* Begin *

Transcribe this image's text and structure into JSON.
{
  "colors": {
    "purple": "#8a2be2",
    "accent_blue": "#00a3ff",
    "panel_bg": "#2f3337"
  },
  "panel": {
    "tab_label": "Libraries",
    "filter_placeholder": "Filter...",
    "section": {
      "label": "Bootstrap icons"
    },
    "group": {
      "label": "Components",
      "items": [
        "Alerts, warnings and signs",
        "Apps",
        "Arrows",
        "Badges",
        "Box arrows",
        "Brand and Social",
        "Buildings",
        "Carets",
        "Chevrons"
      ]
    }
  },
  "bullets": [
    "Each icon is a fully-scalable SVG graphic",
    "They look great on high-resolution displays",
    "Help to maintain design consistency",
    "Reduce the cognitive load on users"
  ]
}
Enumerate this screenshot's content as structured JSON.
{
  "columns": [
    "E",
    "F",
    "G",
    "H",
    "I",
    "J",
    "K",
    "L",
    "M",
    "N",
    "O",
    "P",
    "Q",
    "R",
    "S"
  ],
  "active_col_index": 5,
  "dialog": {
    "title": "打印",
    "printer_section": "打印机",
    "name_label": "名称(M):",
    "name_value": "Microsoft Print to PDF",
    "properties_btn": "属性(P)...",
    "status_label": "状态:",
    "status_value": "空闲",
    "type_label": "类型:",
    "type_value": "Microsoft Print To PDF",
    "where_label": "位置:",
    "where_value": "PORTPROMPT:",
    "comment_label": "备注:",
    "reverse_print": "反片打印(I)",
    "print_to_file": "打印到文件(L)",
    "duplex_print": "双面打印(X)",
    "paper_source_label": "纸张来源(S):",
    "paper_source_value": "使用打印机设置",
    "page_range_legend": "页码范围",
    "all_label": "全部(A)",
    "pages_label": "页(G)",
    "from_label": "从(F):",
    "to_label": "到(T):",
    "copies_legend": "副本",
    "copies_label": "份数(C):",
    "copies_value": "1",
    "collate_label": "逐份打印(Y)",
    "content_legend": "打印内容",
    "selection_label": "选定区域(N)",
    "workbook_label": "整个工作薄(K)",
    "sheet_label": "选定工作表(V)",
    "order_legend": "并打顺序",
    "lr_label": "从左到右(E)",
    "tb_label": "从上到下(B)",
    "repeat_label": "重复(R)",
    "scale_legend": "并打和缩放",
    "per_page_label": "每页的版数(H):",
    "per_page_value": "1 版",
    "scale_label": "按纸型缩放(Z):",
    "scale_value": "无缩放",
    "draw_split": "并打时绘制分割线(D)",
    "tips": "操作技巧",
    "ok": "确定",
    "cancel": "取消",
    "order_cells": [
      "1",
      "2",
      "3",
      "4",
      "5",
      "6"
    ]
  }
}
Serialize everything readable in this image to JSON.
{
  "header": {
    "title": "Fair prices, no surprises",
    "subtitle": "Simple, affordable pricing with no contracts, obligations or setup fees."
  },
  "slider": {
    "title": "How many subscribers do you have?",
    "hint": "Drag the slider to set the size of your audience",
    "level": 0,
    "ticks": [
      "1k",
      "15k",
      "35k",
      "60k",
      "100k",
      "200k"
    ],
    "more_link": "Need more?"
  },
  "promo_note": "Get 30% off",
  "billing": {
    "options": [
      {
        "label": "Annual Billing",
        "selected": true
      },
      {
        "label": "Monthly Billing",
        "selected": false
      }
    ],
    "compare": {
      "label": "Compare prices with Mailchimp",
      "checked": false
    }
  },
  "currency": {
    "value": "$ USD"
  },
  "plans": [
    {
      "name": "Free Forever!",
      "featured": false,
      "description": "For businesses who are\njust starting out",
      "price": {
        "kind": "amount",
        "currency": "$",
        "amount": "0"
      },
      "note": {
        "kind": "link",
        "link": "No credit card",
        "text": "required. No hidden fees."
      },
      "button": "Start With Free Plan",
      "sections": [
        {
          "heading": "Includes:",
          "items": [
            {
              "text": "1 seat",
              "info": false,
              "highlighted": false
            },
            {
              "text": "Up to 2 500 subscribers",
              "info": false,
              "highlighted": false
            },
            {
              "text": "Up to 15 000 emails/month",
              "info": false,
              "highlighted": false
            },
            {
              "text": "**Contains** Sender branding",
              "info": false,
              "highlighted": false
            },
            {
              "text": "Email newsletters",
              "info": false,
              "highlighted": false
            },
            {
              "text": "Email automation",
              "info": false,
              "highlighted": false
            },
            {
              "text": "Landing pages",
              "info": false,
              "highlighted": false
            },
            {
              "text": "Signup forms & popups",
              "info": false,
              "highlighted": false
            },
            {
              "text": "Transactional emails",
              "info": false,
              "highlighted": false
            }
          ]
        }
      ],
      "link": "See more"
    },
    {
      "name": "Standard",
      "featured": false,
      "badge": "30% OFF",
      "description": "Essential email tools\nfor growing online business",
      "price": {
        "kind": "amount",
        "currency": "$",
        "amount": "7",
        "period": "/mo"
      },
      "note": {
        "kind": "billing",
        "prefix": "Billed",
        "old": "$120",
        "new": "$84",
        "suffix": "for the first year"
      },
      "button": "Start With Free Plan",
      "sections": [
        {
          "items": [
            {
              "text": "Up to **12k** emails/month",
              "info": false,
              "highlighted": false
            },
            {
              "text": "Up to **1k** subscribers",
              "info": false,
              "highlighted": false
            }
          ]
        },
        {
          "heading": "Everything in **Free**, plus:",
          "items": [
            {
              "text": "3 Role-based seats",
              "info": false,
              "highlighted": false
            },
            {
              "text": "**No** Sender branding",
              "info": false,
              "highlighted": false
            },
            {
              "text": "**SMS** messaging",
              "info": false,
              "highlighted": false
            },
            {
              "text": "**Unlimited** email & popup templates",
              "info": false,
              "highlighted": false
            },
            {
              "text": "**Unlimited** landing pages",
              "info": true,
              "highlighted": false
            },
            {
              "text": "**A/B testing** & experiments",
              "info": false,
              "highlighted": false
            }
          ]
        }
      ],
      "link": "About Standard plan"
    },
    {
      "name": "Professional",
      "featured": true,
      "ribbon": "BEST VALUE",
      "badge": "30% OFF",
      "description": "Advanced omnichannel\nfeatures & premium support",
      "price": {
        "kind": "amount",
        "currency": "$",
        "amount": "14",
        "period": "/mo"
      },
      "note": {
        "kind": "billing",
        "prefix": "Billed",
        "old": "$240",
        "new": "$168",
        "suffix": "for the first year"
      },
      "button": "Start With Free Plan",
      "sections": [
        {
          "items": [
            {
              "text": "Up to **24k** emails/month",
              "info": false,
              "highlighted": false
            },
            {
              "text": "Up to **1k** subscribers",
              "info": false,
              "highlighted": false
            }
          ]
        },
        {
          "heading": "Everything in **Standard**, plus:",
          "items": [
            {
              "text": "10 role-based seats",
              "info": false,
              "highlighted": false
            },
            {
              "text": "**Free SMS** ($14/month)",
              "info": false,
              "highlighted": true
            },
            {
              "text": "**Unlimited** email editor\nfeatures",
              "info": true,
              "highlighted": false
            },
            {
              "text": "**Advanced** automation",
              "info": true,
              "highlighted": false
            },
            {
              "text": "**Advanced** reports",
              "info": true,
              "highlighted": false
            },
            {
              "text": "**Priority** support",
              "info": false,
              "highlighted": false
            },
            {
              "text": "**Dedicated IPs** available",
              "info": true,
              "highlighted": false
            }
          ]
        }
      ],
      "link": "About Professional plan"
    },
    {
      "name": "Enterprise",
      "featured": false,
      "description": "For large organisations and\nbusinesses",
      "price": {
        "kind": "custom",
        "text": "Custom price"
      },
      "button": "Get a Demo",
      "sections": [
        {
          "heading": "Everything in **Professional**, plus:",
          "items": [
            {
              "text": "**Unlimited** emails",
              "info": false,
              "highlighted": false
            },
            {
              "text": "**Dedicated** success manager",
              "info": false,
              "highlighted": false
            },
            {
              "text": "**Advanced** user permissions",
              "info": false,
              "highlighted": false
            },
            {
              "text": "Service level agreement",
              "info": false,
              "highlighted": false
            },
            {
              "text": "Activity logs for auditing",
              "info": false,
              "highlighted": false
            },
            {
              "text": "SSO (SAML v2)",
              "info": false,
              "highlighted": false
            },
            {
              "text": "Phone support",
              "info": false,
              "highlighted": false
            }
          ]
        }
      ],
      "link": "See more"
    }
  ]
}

* End *

* TASK DIRECTIONS *
Track down every line holding the string "fees" and copy it.

* RIGHT ANSWER *
    "subtitle": "Simple, affordable pricing with no contracts, obligations or setup fees."
        "text": "required. No hidden fees."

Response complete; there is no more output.